**REQUIREMENT**
Copy out each line of the data holding "天龙股份".

Dataset items:

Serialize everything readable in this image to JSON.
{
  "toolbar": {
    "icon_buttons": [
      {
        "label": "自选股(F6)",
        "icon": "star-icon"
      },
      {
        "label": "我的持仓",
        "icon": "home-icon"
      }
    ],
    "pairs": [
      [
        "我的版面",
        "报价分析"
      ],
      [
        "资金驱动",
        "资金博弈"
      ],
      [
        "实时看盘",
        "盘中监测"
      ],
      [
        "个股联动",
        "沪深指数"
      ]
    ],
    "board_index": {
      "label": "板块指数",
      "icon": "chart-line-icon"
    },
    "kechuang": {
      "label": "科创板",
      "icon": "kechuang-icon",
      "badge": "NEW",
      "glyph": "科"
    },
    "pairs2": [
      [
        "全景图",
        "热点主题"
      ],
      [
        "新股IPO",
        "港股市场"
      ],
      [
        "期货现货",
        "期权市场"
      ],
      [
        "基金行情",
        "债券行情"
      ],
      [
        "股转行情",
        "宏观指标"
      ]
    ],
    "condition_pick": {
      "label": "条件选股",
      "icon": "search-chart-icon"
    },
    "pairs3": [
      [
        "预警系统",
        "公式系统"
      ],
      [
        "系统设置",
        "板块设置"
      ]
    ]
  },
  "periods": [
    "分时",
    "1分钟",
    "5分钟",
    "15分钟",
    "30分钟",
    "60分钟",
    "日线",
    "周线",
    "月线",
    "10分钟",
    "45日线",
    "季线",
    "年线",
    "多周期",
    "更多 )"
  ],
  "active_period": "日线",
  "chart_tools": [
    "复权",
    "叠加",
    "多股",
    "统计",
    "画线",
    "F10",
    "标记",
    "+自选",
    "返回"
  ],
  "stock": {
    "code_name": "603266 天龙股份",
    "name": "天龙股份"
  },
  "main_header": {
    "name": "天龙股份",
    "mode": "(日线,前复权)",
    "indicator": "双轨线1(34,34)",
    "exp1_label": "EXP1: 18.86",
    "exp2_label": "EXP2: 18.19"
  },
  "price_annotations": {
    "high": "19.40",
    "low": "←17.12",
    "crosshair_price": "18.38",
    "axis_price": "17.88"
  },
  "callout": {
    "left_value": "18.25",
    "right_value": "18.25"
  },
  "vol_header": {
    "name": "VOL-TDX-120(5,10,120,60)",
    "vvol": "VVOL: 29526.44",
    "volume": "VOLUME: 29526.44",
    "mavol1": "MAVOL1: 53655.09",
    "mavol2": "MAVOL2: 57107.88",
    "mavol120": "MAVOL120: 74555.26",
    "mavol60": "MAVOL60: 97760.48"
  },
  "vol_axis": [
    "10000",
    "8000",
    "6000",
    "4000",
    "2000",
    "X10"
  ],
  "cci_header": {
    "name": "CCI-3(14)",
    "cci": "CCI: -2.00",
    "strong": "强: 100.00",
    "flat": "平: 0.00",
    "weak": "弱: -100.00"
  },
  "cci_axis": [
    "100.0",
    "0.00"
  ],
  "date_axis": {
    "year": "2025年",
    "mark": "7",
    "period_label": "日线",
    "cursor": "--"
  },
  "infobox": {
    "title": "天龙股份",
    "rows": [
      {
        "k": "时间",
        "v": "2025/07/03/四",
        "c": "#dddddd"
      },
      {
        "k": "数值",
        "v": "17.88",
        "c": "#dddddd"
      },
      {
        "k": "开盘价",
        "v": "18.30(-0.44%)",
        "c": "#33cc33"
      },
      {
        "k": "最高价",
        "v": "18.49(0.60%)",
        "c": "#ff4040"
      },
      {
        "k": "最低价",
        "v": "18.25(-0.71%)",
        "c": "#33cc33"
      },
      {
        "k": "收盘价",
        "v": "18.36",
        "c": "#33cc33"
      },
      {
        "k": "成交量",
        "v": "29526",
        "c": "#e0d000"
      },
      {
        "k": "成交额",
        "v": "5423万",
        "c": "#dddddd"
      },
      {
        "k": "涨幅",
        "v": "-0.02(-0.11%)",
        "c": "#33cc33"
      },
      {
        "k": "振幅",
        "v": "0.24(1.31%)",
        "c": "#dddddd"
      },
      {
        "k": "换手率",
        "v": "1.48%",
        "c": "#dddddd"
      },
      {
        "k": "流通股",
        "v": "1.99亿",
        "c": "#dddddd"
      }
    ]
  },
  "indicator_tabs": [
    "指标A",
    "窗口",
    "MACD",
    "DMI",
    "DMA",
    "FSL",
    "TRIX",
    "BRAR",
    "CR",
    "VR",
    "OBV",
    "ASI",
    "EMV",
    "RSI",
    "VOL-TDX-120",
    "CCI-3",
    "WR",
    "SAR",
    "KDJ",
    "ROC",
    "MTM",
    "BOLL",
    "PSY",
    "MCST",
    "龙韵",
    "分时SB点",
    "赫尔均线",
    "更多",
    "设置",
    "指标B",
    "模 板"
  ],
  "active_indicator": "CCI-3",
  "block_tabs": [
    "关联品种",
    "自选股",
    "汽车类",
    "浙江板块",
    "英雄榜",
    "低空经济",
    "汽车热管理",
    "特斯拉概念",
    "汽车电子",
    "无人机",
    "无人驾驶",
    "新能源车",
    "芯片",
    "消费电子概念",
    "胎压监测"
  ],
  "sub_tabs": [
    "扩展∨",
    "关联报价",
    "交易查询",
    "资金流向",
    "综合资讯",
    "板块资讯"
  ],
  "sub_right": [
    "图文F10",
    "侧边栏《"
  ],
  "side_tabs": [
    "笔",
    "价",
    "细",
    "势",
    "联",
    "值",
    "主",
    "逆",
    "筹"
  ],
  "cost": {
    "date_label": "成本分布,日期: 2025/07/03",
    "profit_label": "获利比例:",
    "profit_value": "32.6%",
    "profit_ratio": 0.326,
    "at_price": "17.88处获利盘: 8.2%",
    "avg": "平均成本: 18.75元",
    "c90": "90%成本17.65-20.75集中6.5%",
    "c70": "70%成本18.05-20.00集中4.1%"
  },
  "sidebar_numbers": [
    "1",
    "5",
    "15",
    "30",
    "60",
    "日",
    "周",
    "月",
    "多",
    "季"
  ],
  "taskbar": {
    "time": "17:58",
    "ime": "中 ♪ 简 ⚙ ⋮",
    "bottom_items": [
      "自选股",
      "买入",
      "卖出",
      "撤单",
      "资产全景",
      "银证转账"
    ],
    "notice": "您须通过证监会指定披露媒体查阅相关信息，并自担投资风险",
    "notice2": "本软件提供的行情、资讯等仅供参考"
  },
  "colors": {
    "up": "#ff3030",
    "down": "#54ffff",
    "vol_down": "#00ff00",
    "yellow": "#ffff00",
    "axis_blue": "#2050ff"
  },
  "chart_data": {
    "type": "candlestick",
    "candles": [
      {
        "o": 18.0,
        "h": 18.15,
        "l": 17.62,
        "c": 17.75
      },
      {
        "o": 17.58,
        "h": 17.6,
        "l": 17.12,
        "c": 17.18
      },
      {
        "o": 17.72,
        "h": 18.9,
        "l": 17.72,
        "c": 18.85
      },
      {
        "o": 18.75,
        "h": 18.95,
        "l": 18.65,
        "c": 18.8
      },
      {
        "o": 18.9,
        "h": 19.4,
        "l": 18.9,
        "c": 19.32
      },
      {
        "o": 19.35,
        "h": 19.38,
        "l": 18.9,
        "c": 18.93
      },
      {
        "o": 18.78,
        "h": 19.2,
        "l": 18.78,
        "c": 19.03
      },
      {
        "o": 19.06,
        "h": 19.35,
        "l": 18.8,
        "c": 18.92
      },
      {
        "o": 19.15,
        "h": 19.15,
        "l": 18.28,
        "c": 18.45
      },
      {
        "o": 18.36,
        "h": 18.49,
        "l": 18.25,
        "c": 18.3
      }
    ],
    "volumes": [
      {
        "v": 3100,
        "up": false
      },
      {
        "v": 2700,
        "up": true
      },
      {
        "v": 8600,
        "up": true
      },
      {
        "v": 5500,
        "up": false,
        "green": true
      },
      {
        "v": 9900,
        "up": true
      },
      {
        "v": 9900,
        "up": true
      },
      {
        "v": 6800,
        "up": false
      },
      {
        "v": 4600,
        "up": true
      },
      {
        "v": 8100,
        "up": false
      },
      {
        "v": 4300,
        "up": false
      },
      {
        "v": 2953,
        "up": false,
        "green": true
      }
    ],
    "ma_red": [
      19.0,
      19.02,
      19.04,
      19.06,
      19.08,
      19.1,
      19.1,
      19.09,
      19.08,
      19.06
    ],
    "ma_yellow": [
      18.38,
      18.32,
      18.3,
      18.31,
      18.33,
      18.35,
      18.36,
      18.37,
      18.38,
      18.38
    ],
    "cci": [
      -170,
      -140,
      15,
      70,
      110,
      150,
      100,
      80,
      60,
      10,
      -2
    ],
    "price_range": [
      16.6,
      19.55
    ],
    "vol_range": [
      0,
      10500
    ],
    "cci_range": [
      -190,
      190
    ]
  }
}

**COMPLETE RESPONSE**
    "code_name": "603266 天龙股份",
    "name": "天龙股份"
    "name": "天龙股份",
    "title": "天龙股份",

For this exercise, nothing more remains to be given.